- _REQUIREMENTS_
Transcribe the material verbatim in full; the pictures do not belong in the copy.

· · · · ·

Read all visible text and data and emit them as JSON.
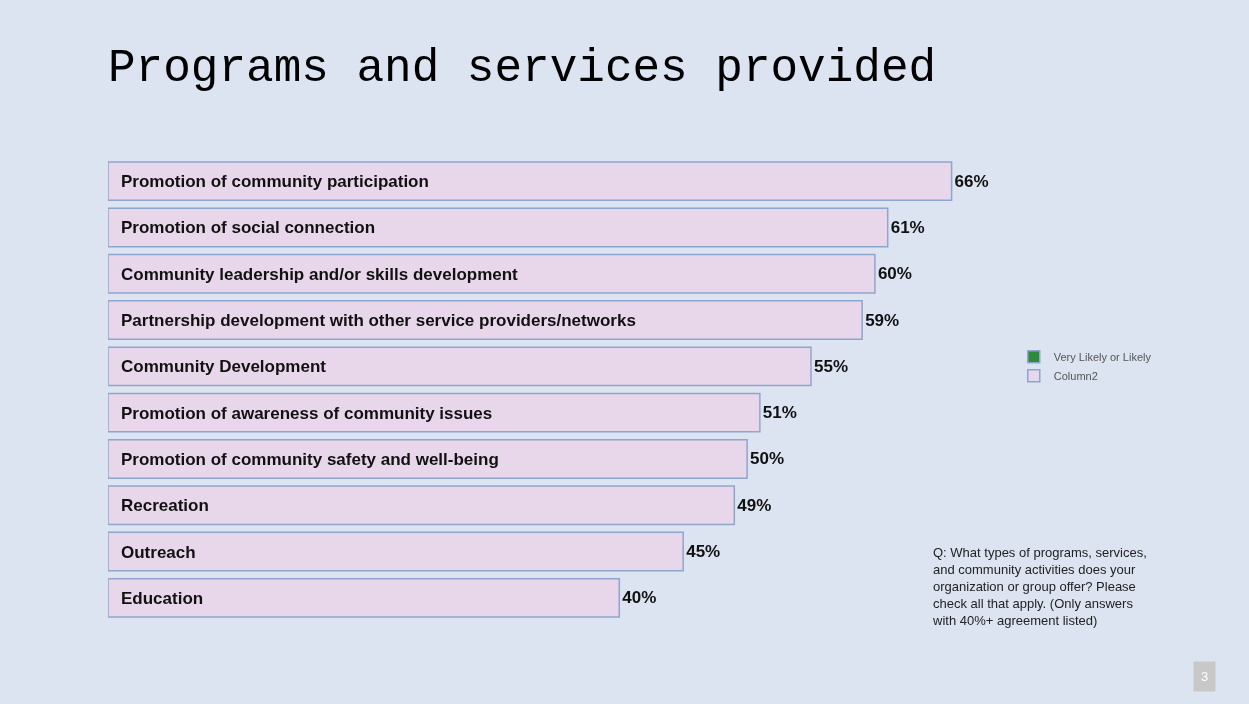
{
  "chart_data": {
    "type": "bar",
    "orientation": "horizontal",
    "title": "Programs and services provided",
    "categories": [
      "Promotion of community participation",
      "Promotion of social connection",
      "Community leadership and/or skills development",
      "Partnership development with other service providers/networks",
      "Community Development",
      "Promotion of awareness of community issues",
      "Promotion of community safety and well-being",
      "Recreation",
      "Outreach",
      "Education"
    ],
    "series": [
      {
        "name": "Very Likely or Likely",
        "color": "#2e8b3a",
        "values": [
          null,
          null,
          null,
          null,
          null,
          null,
          null,
          null,
          null,
          null
        ]
      },
      {
        "name": "Column2",
        "color": "#e8d6ea",
        "values": [
          66,
          61,
          60,
          59,
          55,
          51,
          50,
          49,
          45,
          40
        ],
        "value_labels": [
          "66%",
          "61%",
          "60%",
          "59%",
          "55%",
          "51%",
          "50%",
          "49%",
          "45%",
          "40%"
        ]
      }
    ],
    "tick_labels": "y",
    "legend": "right",
    "grid": false,
    "annotations": [
      "Q: What types of programs, services, and community activities does your organization or group offer? Please check all that apply. (Only answers with 40%+ agreement listed)",
      "3"
    ]
  }
}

· · · · ·

- _SOLUTION FOR THIS PROBLEM_
Read all visible text and data and emit them as JSON.
{
  "chart_data": {
    "type": "bar",
    "orientation": "horizontal",
    "title": "Programs and services provided",
    "categories": [
      "Promotion of community participation",
      "Promotion of social connection",
      "Community leadership and/or skills development",
      "Partnership development with other service providers/networks",
      "Community Development",
      "Promotion of awareness of community issues",
      "Promotion of community safety and well-being",
      "Recreation",
      "Outreach",
      "Education"
    ],
    "series": [
      {
        "name": "Very Likely or Likely",
        "color": "#2e8b3a",
        "values": [
          null,
          null,
          null,
          null,
          null,
          null,
          null,
          null,
          null,
          null
        ]
      },
      {
        "name": "Column2",
        "color": "#e8d6ea",
        "values": [
          66,
          61,
          60,
          59,
          55,
          51,
          50,
          49,
          45,
          40
        ],
        "value_labels": [
          "66%",
          "61%",
          "60%",
          "59%",
          "55%",
          "51%",
          "50%",
          "49%",
          "45%",
          "40%"
        ]
      }
    ],
    "tick_labels": "y",
    "legend": "right",
    "grid": false,
    "annotations": [
      "Q: What types of programs, services, and community activities does your organization or group offer? Please check all that apply. (Only answers with 40%+ agreement listed)",
      "3"
    ]
  }
}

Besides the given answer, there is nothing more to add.